Arahan 1. Ulangi bagian kutipan tentang rupiah dari "Selain itu, S&P" sampai "mencapai 5,05% YoY." tanpa mengubah satu kata pun.
Arahan 2. Menurut kutipan tentang rupiah, berapa target pertumbuhan ekonomi tahunan yang ditetapkan Pemerintah untuk kuartal ketiga 2024?
Arahan 3. Lembaga atau institusi apa saja yang disebut namanya dalam kutipan tentang rupiah?

Kutipan sumber.
Data ini muncul setelah Federal Reserve (The Fed) menurunkan suku bunga sebesar 50 basis poin minggu lalu, di mana beberapa pejabat Fed menekankan bahwa langkah ini bertujuan untuk menjaga keseimbangan yang baru muncul di perekonomian. Dengan stabilitas ekonomi yang terjaga, baik di dalam negeri maupun global, potensi penguatan rupiah terlihat semakin terbuka.

Selain itu, S&P Global melaporkan bahwa Indeks Output PMI Gabungan AS untuk bulan ini mencapai 54,4, sedikit lebih rendah dibandingkan angka 54,6 pada Agustus, namun tetap berada di atas level 50, yang menandakan ekspansi. Hal ini turut memberi sinyal positif bagi perekonomian AS, meskipun ada kekhawatiran tentang inflasi dan pertumbuhan.

Kondisi Domestik dan Dampaknya Terhadap Rupiah
Dari dalam negeri, Pemerintah Indonesia memperkirakan pertumbuhan ekonomi pada kuartal ketiga 2024 akan stabil, didorong oleh kebijakan pemangkasan suku bunga baik oleh BI maupun The Fed.

Pemerintah menargetkan pertumbuhan ekonomi sebesar 5,06% secara tahunan (year on year/YoY), yang relatif stabil dibandingkan dengan kuartal kedua 2024 yang mencapai 5,05% YoY.

Selain itu, penurunan volatilitas di pasar keuangan mulai terlihat, dengan aliran modal asing yang kembali masuk ke pasar saham dan Surat Berharga Negara (SBN). Hal ini mengindikasikan bahwa investor global mulai merasa lebih percaya diri terhadap prospek ekonomi Indonesia.

(Baris wilayah tata letak)
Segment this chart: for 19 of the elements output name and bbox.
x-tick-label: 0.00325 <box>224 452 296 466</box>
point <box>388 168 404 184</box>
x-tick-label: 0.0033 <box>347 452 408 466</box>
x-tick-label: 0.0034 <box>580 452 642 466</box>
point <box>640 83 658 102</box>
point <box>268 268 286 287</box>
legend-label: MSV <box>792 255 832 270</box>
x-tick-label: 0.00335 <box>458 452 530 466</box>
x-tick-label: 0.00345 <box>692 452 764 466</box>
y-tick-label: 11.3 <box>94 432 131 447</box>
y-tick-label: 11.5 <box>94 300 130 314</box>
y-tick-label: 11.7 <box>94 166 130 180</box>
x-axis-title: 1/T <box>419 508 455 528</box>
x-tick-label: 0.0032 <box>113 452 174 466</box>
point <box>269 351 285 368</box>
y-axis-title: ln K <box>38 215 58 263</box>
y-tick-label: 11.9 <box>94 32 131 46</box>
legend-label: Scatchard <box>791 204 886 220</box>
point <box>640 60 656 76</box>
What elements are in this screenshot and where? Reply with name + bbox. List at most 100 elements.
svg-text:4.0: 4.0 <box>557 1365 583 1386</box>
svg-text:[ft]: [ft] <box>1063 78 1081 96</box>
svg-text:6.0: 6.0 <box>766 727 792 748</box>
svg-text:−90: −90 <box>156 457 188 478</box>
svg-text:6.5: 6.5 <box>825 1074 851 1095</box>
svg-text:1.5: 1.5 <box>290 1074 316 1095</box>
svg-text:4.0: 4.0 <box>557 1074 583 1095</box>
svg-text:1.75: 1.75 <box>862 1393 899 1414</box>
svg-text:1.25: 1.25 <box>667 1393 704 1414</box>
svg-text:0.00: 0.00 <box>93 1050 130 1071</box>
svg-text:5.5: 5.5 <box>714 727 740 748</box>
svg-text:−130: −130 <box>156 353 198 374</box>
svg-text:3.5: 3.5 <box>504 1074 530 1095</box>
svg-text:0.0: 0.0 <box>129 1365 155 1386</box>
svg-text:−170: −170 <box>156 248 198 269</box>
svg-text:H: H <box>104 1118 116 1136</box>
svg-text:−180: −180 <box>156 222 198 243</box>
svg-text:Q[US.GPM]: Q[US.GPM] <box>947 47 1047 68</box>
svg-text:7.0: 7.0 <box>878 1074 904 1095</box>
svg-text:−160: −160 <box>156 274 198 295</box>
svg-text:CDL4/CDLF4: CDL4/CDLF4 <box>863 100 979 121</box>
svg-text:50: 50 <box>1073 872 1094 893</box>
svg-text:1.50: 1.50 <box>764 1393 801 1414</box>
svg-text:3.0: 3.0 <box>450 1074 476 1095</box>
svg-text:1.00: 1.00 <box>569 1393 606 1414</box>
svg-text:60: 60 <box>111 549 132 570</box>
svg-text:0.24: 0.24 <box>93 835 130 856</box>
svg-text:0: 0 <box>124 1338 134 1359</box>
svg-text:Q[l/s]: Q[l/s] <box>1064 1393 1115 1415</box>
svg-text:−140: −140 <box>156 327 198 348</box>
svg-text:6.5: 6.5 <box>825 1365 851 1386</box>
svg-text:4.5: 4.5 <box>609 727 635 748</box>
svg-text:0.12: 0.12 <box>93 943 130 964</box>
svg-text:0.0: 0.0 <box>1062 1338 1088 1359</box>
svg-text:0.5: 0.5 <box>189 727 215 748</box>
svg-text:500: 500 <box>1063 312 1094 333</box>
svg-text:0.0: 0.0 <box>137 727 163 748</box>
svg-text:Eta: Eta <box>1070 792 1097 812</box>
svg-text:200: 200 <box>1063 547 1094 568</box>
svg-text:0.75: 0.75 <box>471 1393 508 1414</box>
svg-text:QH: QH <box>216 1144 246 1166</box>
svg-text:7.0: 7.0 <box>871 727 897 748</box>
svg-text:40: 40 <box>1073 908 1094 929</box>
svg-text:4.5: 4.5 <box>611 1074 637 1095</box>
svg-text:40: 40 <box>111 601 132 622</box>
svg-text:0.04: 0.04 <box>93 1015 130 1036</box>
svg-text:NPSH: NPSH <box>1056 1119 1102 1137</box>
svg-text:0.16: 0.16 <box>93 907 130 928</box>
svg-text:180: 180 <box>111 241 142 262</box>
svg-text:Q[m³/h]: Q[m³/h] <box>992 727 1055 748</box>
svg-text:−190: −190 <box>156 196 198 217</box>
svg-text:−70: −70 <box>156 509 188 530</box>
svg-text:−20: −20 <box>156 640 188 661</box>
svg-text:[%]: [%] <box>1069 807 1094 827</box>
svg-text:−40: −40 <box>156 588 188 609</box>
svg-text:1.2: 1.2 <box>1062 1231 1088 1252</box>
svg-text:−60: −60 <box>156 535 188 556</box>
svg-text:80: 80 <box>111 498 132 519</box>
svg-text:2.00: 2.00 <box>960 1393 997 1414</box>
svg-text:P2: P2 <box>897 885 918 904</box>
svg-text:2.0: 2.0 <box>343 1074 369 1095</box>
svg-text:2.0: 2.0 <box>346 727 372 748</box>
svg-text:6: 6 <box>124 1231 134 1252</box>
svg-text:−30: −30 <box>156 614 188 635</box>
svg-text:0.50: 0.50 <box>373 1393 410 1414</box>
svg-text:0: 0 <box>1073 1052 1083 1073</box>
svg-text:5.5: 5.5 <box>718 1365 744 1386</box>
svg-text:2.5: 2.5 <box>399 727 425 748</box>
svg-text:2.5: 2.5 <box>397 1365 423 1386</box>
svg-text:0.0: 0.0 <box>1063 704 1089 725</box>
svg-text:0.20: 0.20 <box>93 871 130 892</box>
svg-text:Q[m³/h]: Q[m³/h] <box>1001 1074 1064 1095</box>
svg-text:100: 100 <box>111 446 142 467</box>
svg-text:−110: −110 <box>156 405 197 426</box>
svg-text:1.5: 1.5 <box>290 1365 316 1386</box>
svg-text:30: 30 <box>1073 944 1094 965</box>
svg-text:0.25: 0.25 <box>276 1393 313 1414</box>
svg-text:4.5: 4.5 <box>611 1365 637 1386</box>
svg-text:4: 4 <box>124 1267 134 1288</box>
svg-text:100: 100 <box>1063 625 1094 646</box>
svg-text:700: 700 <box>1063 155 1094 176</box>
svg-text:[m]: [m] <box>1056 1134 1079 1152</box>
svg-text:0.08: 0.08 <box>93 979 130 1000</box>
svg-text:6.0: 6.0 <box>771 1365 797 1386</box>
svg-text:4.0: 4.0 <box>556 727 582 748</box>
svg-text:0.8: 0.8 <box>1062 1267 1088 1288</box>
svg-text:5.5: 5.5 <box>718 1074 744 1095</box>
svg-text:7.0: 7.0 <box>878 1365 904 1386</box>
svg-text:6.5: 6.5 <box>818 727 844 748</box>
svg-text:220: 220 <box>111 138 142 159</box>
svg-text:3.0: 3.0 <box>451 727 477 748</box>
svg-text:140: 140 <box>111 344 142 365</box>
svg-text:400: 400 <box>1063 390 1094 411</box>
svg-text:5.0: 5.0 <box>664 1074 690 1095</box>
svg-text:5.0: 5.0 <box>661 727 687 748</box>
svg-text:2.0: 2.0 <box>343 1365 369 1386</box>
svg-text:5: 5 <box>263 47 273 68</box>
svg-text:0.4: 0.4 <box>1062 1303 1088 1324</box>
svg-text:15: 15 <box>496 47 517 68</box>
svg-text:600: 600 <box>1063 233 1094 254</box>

Jawaban benar 1.
Selain itu, S&P Global melaporkan bahwa Indeks Output PMI Gabungan AS untuk bulan ini mencapai 54,4, sedikit lebih rendah dibandingkan angka 54,6 pada Agustus, namun tetap berada di atas level 50, yang menandakan ekspansi. Hal ini turut memberi sinyal positif bagi perekonomian AS, meskipun ada kekhawatiran tentang inflasi dan pertumbuhan.

Kondisi Domestik dan Dampaknya Terhadap Rupiah
Dari dalam negeri, Pemerintah Indonesia memperkirakan pertumbuhan ekonomi pada kuartal ketiga 2024 akan stabil, didorong oleh kebijakan pemangkasan suku bunga baik oleh BI maupun The Fed.

Pemerintah menargetkan pertumbuhan ekonomi sebesar 5,06% secara tahunan (year on year/YoY), yang relatif stabil dibandingkan dengan kuartal kedua 2024 yang mencapai 5,05% YoY.

Jawaban benar 2. 5,06% secara tahunan (year on year/YoY).

Jawaban benar 3. Federal Reserve (The Fed), S&P Global, Pemerintah Indonesia, BI